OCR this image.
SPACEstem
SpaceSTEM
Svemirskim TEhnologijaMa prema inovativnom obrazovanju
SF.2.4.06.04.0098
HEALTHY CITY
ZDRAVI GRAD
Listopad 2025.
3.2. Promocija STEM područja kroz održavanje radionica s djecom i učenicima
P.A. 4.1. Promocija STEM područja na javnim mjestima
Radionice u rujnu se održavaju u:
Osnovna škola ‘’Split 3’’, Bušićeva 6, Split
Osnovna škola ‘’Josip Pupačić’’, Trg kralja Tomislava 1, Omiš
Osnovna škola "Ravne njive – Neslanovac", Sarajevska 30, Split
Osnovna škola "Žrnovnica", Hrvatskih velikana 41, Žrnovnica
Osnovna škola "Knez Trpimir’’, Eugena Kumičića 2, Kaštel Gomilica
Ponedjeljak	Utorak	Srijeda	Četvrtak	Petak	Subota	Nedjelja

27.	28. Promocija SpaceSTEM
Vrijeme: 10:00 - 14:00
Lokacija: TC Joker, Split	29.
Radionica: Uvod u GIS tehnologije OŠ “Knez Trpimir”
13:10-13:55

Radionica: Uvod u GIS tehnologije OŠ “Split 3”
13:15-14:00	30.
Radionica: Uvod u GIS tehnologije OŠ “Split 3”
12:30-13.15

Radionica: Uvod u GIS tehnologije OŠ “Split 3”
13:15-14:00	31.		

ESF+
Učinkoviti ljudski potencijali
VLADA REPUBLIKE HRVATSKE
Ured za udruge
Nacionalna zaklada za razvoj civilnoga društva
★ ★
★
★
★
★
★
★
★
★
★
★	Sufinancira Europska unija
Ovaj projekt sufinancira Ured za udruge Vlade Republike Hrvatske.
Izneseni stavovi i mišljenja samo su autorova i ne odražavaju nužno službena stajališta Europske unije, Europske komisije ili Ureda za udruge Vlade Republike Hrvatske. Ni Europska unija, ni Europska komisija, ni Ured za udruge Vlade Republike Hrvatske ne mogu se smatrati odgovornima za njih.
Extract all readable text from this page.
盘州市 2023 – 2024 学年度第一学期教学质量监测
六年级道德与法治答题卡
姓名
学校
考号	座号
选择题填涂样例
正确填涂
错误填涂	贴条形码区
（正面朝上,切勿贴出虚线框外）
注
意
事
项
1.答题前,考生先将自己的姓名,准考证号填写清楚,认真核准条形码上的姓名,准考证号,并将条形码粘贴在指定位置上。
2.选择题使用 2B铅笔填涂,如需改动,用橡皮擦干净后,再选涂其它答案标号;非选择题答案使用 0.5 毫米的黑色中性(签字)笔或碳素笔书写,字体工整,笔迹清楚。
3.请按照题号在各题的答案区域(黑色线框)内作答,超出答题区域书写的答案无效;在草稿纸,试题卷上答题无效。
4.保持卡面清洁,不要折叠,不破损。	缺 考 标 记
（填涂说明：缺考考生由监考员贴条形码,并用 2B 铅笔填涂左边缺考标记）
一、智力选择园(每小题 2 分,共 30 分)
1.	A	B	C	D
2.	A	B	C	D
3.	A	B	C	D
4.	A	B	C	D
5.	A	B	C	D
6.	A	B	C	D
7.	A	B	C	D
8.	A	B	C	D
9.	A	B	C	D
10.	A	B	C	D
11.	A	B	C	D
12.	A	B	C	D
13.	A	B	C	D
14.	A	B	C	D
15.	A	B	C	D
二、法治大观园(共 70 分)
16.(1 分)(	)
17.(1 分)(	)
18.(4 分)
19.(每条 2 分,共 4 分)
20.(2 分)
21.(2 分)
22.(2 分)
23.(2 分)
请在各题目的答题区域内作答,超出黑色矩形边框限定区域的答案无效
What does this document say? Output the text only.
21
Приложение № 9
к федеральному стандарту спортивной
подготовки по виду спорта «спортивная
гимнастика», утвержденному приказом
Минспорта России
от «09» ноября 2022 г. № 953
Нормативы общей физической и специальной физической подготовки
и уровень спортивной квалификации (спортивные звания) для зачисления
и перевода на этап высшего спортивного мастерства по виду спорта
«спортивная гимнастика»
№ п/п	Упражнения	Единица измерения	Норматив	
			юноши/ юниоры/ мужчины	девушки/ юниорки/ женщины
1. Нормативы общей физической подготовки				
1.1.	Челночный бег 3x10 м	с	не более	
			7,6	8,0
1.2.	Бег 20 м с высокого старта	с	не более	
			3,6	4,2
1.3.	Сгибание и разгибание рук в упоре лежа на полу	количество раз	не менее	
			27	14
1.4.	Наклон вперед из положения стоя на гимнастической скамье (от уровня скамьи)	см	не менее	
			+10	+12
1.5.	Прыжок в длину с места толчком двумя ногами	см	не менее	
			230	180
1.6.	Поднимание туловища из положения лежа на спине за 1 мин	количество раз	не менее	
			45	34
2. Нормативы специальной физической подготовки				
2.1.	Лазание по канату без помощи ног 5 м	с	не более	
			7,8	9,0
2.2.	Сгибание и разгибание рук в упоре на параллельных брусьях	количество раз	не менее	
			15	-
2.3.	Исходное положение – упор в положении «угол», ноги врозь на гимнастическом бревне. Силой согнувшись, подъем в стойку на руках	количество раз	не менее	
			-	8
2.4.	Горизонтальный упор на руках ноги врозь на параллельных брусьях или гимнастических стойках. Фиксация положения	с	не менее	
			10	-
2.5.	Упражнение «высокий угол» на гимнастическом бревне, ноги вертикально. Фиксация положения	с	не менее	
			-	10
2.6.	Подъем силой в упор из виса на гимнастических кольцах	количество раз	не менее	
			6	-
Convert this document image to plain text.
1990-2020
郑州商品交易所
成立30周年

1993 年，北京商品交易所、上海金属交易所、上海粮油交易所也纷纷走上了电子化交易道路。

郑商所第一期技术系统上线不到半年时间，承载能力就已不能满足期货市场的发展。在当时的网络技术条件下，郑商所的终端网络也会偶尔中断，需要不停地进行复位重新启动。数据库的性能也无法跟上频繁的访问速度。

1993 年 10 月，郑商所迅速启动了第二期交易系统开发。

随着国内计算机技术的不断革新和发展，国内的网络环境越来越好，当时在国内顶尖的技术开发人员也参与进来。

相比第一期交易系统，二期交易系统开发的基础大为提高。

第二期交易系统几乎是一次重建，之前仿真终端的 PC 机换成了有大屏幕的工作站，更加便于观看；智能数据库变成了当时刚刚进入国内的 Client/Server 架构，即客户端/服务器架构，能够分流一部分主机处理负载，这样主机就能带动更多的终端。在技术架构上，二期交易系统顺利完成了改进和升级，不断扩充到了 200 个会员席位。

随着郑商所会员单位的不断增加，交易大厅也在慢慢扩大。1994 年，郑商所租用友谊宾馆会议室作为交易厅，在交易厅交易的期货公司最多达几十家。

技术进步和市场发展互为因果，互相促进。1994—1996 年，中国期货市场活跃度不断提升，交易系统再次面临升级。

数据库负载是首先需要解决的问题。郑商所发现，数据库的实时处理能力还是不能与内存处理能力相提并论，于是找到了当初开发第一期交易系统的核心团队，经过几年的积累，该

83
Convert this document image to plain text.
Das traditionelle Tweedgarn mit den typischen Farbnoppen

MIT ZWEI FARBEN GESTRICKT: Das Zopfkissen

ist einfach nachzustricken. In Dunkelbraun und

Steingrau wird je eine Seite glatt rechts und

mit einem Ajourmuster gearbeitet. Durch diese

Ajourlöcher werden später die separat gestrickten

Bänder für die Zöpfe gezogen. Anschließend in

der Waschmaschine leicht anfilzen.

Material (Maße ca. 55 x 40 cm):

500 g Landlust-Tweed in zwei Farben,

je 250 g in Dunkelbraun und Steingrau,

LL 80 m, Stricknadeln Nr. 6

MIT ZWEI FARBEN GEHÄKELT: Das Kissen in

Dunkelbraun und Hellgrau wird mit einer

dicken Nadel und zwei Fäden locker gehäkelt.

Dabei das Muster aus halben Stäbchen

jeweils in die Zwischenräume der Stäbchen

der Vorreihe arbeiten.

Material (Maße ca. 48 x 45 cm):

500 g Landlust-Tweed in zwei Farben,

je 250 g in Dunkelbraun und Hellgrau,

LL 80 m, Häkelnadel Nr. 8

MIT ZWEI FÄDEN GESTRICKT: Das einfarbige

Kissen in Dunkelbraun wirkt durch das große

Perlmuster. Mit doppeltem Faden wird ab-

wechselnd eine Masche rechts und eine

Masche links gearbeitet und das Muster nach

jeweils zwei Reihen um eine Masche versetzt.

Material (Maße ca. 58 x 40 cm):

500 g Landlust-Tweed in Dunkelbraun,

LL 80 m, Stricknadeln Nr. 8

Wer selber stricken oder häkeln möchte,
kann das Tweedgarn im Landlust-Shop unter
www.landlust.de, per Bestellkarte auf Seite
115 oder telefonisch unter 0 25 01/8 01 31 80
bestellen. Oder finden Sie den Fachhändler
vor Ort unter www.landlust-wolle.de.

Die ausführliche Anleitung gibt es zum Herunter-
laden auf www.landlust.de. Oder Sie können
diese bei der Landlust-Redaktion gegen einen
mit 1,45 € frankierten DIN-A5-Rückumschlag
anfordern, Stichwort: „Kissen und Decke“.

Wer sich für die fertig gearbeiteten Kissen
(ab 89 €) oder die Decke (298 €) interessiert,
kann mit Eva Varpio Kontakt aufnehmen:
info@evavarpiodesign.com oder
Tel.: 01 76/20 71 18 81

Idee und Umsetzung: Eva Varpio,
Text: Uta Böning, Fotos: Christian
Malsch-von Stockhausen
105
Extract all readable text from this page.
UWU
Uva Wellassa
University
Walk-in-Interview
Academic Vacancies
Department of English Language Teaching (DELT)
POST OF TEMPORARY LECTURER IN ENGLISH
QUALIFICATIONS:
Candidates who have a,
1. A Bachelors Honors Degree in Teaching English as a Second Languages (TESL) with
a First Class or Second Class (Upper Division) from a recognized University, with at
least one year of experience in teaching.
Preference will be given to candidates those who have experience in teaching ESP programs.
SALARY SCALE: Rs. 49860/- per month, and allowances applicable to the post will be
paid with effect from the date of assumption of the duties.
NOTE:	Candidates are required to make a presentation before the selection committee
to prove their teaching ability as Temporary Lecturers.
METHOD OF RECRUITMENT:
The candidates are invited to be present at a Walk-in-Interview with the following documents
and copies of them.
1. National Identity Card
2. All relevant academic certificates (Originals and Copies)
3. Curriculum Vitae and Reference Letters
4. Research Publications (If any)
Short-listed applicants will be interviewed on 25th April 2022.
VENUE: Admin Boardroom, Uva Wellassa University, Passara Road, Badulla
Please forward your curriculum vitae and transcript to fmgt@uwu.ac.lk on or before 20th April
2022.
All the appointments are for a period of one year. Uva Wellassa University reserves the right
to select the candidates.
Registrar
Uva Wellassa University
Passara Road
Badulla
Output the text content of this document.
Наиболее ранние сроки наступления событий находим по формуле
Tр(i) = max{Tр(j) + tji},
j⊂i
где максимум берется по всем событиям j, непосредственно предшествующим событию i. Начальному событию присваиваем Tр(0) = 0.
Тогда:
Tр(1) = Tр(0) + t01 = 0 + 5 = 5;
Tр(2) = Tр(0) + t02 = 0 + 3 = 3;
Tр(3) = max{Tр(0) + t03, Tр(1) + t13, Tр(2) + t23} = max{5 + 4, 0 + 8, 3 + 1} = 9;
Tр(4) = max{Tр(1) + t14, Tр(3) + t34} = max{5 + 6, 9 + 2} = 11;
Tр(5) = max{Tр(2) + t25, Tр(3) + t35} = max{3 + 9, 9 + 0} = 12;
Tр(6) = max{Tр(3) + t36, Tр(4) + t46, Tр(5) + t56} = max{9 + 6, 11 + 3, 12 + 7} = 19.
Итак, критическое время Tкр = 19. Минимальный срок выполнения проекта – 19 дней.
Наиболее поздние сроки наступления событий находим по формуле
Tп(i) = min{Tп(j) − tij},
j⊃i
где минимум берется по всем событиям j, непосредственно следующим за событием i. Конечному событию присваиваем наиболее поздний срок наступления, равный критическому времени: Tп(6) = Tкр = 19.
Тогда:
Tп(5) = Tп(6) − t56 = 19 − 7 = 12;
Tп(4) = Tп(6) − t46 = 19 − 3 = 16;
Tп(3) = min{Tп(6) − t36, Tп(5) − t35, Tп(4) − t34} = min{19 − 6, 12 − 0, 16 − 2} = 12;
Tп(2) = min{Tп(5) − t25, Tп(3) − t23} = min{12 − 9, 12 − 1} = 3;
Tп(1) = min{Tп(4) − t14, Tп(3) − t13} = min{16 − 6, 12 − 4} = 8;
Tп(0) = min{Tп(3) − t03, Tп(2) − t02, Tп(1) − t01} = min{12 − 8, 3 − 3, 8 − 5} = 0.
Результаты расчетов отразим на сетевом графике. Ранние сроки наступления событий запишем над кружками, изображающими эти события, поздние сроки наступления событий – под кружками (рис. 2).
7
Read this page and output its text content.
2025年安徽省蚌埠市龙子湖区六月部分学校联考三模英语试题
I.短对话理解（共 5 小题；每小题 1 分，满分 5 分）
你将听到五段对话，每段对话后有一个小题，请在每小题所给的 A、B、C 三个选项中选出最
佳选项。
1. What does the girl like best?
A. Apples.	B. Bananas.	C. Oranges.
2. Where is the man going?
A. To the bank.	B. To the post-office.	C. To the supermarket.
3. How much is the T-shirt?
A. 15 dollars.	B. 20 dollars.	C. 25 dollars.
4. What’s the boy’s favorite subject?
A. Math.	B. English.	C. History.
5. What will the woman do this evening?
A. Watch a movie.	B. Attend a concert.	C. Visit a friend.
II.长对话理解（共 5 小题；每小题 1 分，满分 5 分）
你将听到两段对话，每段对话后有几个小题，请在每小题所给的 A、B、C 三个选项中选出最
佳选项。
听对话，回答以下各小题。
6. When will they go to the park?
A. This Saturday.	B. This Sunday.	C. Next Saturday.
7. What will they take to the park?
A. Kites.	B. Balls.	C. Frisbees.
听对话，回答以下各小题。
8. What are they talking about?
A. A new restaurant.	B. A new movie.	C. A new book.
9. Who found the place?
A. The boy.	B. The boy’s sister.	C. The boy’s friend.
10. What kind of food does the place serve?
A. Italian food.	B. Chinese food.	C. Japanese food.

THE REQUEST — Find out how many lines in the listing contain the string "формуле". Give the number alone.

WRITTEN ANSWER — 2